> **SHORT TASK**
Exactly as written, please set down all of the entries again, with no pictures.

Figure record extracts
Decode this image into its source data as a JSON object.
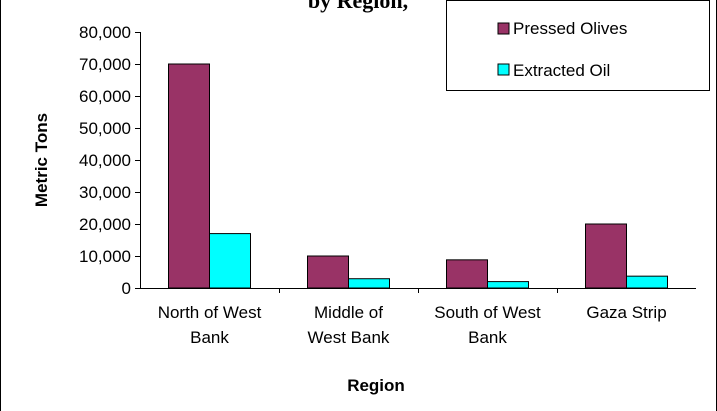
{
  "chart_data": {
    "type": "bar",
    "title": "by Region, ",
    "xlabel": "Region",
    "ylabel": "Metric Tons",
    "categories": [
      [
        "North of West",
        "Bank"
      ],
      [
        "Middle of",
        "West Bank"
      ],
      [
        "South of West",
        "Bank"
      ],
      [
        "Gaza Strip"
      ]
    ],
    "ylim": [
      0,
      80000
    ],
    "yticks": [
      0,
      10000,
      20000,
      30000,
      40000,
      50000,
      60000,
      70000,
      80000
    ],
    "ytick_labels": [
      "0",
      "10,000",
      "20,000",
      "30,000",
      "40,000",
      "50,000",
      "60,000",
      "70,000",
      "80,000"
    ],
    "series": [
      {
        "name": "Pressed Olives",
        "color": "#993366",
        "values": [
          70000,
          10000,
          8800,
          20000
        ]
      },
      {
        "name": "Extracted Oil",
        "color": "#00FFFF",
        "values": [
          17000,
          2900,
          2000,
          3700
        ]
      }
    ],
    "legend_position": "top-right",
    "grid": false
  }
}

> **EXERCISE ANSWER**
Decode this image into its source data as a JSON object.
{
  "chart_data": {
    "type": "bar",
    "title": "by Region, ",
    "xlabel": "Region",
    "ylabel": "Metric Tons",
    "categories": [
      [
        "North of West",
        "Bank"
      ],
      [
        "Middle of",
        "West Bank"
      ],
      [
        "South of West",
        "Bank"
      ],
      [
        "Gaza Strip"
      ]
    ],
    "ylim": [
      0,
      80000
    ],
    "yticks": [
      0,
      10000,
      20000,
      30000,
      40000,
      50000,
      60000,
      70000,
      80000
    ],
    "ytick_labels": [
      "0",
      "10,000",
      "20,000",
      "30,000",
      "40,000",
      "50,000",
      "60,000",
      "70,000",
      "80,000"
    ],
    "series": [
      {
        "name": "Pressed Olives",
        "color": "#993366",
        "values": [
          70000,
          10000,
          8800,
          20000
        ]
      },
      {
        "name": "Extracted Oil",
        "color": "#00FFFF",
        "values": [
          17000,
          2900,
          2000,
          3700
        ]
      }
    ],
    "legend_position": "top-right",
    "grid": false
  }
}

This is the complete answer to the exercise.